# DIRECTIONS:
What follows is a block of records; reproduce all of it verbatim.

# DATA FOR THE TASK:

------

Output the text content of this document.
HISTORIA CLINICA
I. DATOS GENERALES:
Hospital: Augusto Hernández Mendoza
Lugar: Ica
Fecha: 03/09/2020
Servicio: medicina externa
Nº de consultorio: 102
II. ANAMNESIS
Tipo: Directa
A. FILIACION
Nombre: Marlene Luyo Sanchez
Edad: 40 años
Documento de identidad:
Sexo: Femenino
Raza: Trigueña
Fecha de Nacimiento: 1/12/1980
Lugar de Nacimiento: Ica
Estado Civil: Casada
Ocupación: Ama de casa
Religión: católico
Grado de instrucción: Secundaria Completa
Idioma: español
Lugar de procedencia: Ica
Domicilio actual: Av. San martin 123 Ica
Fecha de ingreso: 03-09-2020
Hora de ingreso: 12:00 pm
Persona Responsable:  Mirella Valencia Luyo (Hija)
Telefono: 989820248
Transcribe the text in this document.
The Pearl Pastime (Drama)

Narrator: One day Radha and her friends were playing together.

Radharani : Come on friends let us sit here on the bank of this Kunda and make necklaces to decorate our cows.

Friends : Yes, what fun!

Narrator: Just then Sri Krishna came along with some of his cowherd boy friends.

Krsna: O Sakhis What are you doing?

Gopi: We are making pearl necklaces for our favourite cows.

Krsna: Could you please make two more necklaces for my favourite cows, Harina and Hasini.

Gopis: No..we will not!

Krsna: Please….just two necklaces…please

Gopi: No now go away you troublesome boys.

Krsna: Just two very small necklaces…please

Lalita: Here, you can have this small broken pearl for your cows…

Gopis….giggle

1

------

# COMPLETED TASK:
Output the text content of this document.
HISTORIA CLINICA
I. DATOS GENERALES:
Hospital: Augusto Hernández Mendoza
Lugar: Ica
Fecha: 03/09/2020
Servicio: medicina externa
Nº de consultorio: 102
II. ANAMNESIS
Tipo: Directa
A. FILIACION
Nombre: Marlene Luyo Sanchez
Edad: 40 años
Documento de identidad:
Sexo: Femenino
Raza: Trigueña
Fecha de Nacimiento: 1/12/1980
Lugar de Nacimiento: Ica
Estado Civil: Casada
Ocupación: Ama de casa
Religión: católico
Grado de instrucción: Secundaria Completa
Idioma: español
Lugar de procedencia: Ica
Domicilio actual: Av. San martin 123 Ica
Fecha de ingreso: 03-09-2020
Hora de ingreso: 12:00 pm
Persona Responsable:  Mirella Valencia Luyo (Hija)
Telefono: 989820248
Transcribe the text in this document.
The Pearl Pastime (Drama)

Narrator: One day Radha and her friends were playing together.

Radharani : Come on friends let us sit here on the bank of this Kunda and make necklaces to decorate our cows.

Friends : Yes, what fun!

Narrator: Just then Sri Krishna came along with some of his cowherd boy friends.

Krsna: O Sakhis What are you doing?

Gopi: We are making pearl necklaces for our favourite cows.

Krsna: Could you please make two more necklaces for my favourite cows, Harina and Hasini.

Gopis: No..we will not!

Krsna: Please….just two necklaces…please

Gopi: No now go away you troublesome boys.

Krsna: Just two very small necklaces…please

Lalita: Here, you can have this small broken pearl for your cows…

Gopis….giggle

1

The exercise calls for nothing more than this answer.